• _Task objective_
Find the string "Internet" in the entries and copy each line that has it.

Start

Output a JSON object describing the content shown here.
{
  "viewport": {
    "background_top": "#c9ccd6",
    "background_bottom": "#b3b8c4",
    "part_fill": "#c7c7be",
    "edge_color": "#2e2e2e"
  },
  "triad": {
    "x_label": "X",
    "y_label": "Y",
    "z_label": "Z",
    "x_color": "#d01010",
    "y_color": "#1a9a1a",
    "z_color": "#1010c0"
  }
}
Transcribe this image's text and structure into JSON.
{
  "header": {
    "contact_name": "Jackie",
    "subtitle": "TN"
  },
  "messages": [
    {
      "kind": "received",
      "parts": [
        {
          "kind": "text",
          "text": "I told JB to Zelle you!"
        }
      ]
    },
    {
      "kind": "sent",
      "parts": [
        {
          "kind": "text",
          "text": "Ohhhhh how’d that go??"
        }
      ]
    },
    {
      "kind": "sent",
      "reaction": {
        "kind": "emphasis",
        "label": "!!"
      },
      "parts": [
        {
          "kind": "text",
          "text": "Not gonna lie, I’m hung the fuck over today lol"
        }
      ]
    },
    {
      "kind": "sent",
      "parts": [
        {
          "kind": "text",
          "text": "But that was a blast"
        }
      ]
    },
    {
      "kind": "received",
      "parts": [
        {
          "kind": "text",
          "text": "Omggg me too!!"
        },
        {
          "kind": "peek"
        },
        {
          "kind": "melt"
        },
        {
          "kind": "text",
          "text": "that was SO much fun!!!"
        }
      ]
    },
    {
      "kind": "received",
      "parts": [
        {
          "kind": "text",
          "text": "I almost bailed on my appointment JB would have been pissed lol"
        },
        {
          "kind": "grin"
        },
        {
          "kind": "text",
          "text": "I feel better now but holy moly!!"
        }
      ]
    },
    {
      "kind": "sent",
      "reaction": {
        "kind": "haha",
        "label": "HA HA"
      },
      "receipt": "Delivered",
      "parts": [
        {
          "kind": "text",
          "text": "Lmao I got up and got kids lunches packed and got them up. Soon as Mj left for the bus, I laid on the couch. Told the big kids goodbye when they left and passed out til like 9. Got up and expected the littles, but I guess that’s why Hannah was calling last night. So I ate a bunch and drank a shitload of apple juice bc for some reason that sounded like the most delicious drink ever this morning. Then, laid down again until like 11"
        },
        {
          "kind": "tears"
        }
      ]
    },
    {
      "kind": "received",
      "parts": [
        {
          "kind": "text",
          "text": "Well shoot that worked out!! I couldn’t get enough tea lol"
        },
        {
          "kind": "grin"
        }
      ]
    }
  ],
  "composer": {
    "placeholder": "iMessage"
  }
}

End
Start

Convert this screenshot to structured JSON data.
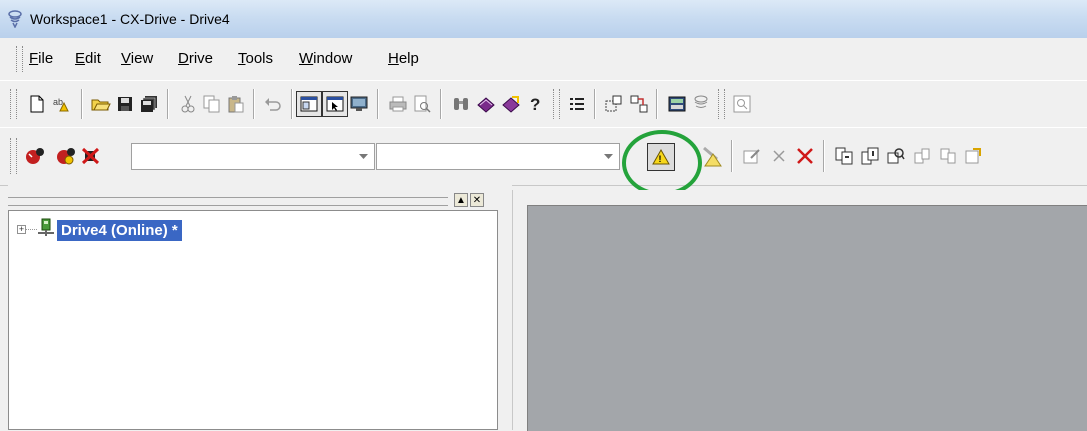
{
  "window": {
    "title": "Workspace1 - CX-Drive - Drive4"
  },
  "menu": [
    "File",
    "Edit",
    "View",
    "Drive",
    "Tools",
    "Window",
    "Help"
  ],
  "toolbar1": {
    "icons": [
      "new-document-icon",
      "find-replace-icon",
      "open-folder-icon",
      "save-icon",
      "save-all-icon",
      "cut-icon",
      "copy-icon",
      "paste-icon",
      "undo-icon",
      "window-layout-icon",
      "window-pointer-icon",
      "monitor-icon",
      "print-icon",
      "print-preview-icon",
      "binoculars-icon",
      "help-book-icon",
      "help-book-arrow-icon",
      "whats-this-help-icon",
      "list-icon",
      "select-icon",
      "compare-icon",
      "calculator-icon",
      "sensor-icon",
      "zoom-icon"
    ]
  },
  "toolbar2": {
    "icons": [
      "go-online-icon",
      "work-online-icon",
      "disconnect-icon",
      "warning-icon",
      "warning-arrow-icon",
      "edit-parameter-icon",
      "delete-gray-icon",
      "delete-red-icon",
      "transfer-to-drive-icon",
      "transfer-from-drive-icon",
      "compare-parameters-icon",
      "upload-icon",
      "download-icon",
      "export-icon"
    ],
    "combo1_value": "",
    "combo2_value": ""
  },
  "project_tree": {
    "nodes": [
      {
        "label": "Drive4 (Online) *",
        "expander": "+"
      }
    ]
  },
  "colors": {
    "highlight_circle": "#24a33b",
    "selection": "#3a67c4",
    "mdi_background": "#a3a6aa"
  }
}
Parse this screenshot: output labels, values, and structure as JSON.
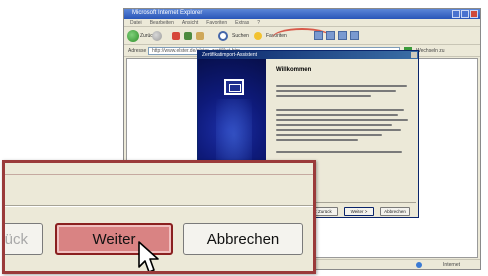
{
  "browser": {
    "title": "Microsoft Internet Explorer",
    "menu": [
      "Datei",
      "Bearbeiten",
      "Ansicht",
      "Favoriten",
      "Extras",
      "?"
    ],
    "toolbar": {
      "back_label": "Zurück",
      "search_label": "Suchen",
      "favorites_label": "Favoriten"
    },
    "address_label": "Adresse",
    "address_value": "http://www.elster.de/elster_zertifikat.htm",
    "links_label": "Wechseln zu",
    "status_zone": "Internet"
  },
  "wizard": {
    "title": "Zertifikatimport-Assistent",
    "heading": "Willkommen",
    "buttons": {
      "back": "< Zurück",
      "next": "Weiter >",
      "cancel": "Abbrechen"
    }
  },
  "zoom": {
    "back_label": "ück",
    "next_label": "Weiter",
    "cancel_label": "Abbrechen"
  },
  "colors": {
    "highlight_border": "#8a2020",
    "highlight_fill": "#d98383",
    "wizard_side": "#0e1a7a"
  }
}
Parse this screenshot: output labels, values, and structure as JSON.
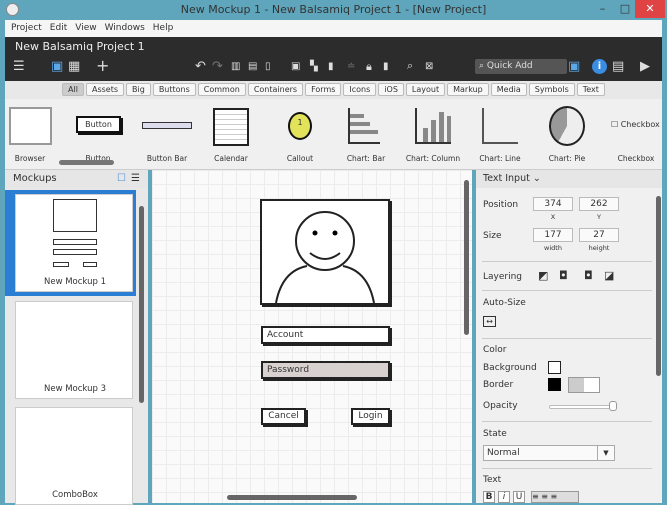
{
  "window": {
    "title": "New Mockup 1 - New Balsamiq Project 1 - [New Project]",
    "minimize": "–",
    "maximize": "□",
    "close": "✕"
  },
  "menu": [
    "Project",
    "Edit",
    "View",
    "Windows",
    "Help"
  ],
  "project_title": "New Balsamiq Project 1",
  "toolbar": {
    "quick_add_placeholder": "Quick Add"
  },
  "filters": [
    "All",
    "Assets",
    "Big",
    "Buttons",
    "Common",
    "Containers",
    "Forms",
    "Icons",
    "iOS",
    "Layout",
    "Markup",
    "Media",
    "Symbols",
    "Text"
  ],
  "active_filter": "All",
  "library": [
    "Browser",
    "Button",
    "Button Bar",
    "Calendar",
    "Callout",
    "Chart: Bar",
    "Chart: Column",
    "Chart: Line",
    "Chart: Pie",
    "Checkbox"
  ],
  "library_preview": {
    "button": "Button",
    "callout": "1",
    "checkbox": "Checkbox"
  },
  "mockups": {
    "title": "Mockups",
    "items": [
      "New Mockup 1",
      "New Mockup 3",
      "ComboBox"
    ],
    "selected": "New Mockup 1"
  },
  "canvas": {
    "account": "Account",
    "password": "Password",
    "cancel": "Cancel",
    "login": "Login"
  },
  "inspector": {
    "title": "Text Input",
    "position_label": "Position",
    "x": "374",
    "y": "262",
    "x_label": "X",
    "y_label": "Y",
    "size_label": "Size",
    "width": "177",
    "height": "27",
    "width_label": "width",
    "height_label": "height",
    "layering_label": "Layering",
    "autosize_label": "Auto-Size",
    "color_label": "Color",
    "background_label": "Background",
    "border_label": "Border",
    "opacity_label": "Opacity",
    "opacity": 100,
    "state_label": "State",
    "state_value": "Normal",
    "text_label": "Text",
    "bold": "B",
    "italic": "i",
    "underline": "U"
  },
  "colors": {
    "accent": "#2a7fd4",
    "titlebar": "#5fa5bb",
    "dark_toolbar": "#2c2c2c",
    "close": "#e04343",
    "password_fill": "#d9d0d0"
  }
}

End
Start

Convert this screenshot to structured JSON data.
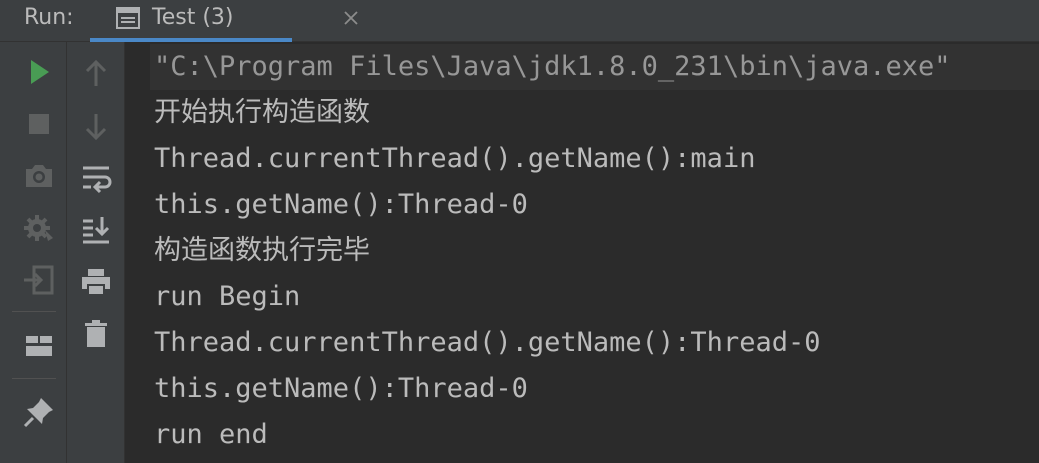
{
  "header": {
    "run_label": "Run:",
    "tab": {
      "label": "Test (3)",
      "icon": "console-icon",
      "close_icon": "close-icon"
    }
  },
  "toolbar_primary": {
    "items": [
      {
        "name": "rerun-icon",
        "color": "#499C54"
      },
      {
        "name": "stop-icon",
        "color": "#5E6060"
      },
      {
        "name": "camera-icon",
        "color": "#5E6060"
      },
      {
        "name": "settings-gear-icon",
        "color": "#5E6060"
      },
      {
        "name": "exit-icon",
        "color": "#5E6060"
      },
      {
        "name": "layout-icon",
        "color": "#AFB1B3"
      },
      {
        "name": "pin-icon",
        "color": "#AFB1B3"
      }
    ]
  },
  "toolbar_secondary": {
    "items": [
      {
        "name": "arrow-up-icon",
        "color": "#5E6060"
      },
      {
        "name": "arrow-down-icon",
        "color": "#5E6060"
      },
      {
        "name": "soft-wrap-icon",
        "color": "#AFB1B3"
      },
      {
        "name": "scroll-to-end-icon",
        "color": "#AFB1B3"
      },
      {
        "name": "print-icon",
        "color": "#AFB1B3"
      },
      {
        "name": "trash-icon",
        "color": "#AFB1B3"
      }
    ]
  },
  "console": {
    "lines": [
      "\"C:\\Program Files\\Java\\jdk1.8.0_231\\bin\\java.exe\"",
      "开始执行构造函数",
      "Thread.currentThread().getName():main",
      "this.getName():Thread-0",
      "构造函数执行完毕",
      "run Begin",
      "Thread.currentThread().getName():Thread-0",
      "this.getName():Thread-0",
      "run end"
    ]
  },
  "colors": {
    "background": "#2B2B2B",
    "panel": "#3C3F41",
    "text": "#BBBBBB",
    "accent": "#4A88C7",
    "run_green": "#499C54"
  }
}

End

• _Answer in full_
    "title": "Microsoft Internet Explorer",
    "status_zone": "Internet"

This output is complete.